(Instructions to follow):
Report only the number of lines in this material that include "image".

___ Source material ___

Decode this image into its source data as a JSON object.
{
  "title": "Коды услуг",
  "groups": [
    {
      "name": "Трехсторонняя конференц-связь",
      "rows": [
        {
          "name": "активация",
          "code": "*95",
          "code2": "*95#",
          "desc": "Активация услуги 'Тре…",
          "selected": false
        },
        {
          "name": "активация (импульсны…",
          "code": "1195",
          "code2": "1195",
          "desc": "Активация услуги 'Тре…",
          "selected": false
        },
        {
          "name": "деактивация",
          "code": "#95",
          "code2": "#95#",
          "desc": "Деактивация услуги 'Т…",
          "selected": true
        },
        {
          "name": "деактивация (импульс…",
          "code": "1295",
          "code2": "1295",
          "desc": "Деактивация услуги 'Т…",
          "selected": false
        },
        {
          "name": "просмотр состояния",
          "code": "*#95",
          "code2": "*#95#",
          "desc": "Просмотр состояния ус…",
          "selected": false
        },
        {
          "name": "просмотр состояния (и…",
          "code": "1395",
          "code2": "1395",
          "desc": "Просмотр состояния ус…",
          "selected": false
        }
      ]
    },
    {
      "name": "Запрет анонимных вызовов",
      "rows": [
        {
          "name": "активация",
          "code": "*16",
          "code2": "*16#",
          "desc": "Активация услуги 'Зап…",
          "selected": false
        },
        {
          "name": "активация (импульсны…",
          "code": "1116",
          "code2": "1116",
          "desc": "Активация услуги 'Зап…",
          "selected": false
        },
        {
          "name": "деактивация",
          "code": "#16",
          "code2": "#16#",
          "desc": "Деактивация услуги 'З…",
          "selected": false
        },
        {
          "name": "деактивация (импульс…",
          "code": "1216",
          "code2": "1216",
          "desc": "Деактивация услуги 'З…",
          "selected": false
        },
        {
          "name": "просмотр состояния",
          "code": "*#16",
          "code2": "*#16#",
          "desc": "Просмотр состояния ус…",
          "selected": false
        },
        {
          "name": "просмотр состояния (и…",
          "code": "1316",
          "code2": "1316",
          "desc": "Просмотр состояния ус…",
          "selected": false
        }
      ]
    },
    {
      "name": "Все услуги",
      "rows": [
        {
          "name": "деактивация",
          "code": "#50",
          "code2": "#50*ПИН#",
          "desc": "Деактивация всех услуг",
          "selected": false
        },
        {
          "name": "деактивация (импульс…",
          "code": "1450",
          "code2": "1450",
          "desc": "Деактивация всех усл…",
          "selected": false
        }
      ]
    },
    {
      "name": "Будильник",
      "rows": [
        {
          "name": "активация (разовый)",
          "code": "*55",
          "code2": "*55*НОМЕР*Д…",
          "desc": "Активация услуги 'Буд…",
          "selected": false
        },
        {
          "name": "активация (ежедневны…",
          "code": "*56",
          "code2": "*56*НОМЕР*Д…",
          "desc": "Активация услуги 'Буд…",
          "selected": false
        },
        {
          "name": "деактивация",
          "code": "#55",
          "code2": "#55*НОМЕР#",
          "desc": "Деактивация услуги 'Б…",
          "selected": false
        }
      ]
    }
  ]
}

___
___ Source material ___

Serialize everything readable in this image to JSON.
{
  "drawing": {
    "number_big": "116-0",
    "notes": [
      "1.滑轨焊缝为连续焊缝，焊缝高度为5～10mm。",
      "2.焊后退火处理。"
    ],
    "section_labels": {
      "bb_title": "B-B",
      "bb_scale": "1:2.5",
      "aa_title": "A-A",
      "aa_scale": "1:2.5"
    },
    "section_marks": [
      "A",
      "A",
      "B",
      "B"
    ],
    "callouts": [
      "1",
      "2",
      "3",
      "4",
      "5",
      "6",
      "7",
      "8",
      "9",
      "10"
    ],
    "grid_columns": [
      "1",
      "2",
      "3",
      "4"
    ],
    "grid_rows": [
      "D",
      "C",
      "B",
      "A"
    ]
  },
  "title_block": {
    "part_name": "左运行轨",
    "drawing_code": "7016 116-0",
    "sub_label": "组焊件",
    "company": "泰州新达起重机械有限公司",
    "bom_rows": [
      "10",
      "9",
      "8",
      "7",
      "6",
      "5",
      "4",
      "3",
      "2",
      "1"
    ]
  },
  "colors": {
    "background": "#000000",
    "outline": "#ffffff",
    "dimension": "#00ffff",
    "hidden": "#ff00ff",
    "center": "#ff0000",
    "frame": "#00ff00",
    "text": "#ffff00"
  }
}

___

(Solution for this task):
2